[Recorded data]
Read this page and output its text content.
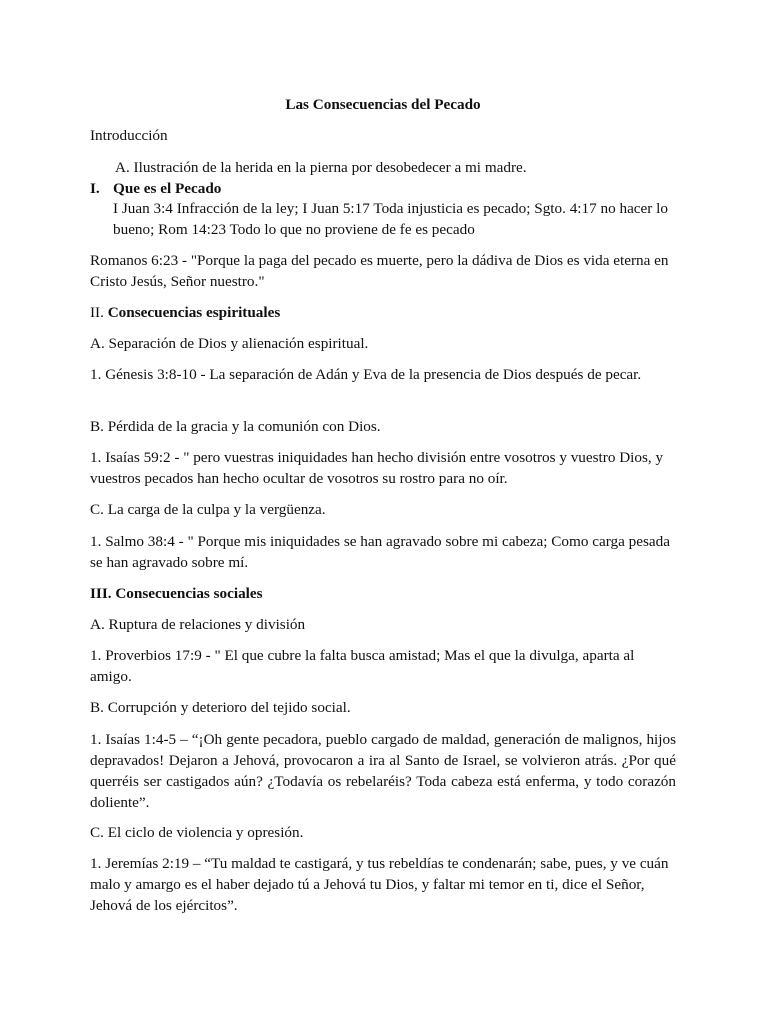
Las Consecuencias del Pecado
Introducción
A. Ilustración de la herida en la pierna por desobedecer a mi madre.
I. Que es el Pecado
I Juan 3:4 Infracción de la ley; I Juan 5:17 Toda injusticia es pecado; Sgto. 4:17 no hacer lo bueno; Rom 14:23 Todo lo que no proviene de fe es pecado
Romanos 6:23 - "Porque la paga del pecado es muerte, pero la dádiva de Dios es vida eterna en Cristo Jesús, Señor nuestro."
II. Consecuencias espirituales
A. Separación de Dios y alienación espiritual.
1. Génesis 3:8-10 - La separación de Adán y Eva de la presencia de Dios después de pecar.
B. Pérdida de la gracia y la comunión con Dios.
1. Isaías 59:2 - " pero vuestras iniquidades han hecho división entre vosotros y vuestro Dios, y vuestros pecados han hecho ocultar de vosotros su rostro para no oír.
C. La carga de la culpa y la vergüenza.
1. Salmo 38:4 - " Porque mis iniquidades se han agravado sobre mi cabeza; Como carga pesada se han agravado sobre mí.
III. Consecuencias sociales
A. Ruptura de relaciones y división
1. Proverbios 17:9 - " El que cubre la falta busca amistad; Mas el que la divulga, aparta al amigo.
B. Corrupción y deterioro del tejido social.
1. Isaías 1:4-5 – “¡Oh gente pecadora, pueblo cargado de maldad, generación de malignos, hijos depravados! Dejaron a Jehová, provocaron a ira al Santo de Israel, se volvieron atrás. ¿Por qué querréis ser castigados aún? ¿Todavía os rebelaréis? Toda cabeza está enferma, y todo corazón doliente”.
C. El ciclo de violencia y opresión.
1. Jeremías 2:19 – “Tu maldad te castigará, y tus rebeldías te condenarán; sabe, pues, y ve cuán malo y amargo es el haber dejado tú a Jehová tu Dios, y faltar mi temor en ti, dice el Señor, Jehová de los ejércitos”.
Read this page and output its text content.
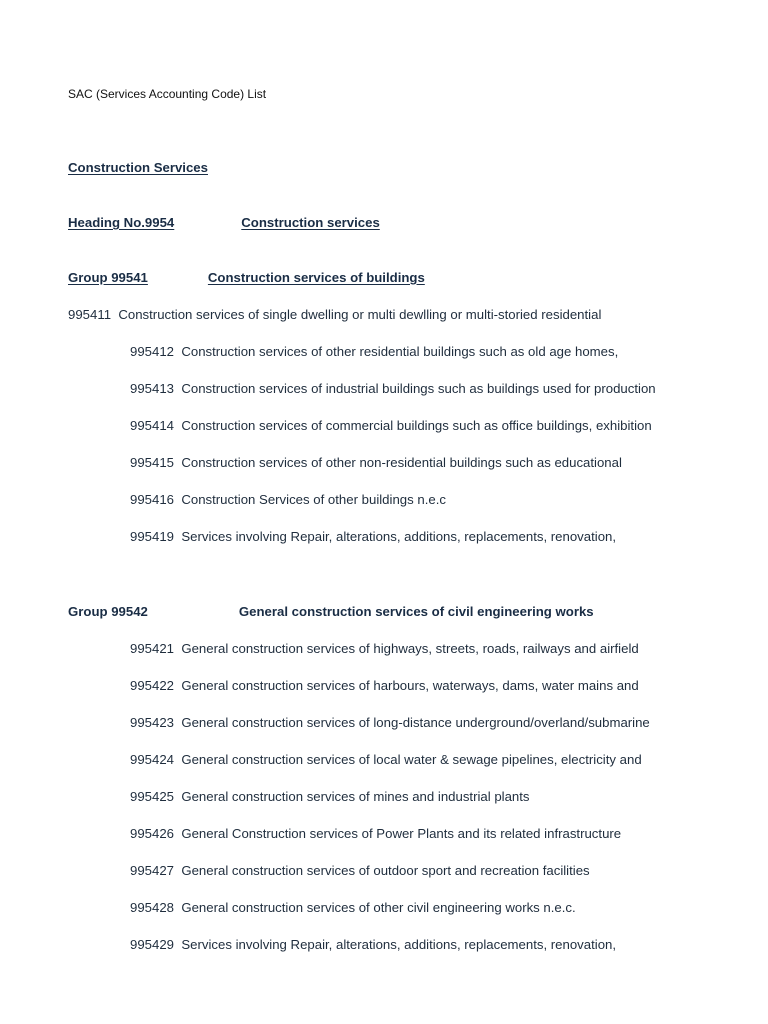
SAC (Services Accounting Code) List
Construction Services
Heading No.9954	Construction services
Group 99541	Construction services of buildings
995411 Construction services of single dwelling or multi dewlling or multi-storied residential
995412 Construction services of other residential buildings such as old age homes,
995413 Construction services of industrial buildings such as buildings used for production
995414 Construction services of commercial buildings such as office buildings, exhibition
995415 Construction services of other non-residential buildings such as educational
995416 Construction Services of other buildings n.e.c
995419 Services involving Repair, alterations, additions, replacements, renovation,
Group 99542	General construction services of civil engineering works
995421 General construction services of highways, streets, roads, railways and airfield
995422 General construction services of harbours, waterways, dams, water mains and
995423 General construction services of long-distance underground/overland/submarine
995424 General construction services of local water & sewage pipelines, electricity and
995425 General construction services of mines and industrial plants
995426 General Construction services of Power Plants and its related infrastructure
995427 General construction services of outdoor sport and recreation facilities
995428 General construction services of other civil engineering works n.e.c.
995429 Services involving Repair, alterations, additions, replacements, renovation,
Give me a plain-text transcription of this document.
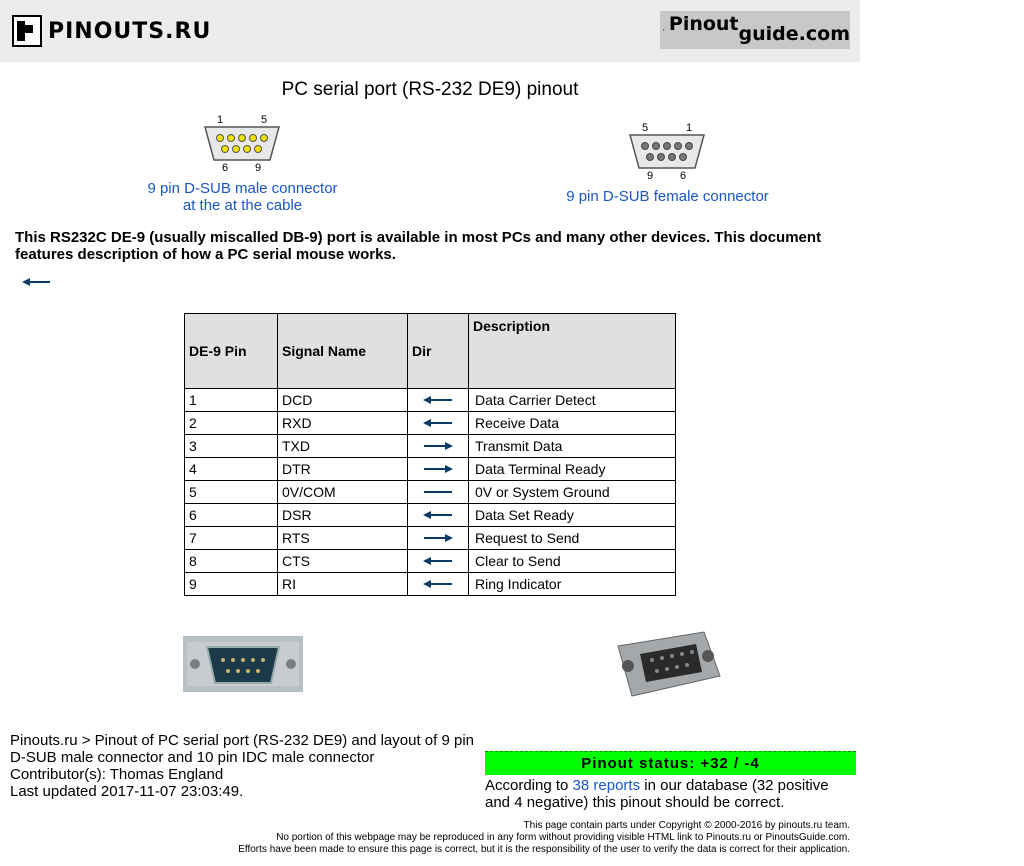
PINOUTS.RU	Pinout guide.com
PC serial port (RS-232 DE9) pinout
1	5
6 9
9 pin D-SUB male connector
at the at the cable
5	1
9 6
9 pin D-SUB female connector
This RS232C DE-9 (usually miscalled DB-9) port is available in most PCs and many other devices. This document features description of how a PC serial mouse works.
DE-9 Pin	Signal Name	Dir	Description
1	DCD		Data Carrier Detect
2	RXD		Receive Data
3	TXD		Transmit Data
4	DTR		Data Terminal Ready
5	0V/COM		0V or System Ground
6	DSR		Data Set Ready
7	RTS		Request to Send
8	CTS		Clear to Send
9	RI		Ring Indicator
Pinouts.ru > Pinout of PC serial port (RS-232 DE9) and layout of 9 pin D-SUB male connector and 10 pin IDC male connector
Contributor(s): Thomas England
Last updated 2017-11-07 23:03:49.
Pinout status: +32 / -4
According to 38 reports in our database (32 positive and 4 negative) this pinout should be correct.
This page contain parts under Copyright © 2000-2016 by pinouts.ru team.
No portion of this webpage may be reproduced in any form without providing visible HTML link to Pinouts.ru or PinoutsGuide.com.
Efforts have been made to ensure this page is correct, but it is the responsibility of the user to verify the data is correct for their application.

▶ **Your instructions**: Where a line of the material above holds the string "water", copy that line.

▶ **Answer below**:
995422 General construction services of harbours, waterways, dams, water mains and
995424 General construction services of local water & sewage pipelines, electricity and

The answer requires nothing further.